OBJECTIVE | Pull out each line of the data below that contains the string "chart", copying every such line in full.

+++

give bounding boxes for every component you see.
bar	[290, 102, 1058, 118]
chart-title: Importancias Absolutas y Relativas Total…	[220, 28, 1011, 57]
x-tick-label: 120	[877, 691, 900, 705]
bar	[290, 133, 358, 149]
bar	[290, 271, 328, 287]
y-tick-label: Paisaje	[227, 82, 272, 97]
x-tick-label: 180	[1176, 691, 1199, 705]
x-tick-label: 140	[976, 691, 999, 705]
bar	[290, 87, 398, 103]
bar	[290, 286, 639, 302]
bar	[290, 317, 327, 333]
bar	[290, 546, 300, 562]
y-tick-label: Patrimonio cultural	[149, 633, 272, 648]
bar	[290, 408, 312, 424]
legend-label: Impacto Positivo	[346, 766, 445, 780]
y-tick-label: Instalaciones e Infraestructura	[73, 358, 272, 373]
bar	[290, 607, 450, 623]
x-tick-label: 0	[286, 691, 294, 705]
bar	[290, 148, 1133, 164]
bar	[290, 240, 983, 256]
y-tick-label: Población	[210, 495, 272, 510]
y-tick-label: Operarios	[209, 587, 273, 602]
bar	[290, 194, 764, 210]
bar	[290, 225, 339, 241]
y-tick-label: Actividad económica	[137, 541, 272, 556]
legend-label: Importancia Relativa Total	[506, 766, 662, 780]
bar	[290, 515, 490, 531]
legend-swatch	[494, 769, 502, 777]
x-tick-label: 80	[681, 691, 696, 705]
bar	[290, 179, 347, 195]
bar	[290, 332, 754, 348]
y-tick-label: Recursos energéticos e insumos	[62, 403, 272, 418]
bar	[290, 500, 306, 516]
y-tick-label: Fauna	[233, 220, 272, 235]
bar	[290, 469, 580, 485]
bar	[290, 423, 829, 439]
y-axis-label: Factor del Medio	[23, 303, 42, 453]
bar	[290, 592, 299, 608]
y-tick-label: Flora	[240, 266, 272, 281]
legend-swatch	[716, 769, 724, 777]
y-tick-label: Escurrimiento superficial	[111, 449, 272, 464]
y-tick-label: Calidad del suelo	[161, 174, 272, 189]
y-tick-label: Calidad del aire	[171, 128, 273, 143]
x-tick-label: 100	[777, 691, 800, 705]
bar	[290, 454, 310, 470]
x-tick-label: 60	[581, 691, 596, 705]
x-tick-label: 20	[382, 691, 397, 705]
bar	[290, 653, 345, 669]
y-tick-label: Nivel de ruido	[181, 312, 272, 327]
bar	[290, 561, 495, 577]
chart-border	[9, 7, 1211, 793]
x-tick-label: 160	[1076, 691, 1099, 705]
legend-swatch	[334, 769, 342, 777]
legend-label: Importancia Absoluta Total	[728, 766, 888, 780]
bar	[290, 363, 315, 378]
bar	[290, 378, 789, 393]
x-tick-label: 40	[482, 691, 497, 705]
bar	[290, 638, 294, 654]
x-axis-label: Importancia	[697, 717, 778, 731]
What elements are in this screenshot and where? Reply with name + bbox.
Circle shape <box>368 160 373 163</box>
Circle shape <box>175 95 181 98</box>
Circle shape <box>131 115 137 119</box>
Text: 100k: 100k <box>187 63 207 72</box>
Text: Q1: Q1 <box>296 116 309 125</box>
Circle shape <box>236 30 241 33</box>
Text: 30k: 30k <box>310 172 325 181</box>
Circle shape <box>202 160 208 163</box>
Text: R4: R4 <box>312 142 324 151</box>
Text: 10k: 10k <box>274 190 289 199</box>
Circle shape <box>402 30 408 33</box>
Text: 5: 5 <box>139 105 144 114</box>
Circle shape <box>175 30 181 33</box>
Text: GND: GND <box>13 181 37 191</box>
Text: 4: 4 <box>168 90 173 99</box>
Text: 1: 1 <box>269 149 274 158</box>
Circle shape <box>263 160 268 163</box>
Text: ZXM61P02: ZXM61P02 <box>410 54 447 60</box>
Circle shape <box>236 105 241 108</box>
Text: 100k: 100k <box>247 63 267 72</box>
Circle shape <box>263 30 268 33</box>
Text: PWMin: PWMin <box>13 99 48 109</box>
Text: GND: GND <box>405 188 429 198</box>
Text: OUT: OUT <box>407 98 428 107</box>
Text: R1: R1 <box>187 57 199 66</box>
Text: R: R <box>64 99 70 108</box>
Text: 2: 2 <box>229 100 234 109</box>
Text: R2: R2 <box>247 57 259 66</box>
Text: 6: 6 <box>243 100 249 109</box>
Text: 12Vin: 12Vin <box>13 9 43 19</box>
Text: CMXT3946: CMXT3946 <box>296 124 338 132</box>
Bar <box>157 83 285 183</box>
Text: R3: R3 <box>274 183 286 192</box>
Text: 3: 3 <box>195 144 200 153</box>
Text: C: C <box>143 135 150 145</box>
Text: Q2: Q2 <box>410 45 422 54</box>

+++

PROBLEM SOLUTION |
chart-title: Importancias Absolutas y Relativas Total…	[220, 28, 1011, 57]
chart-border	[9, 7, 1211, 793]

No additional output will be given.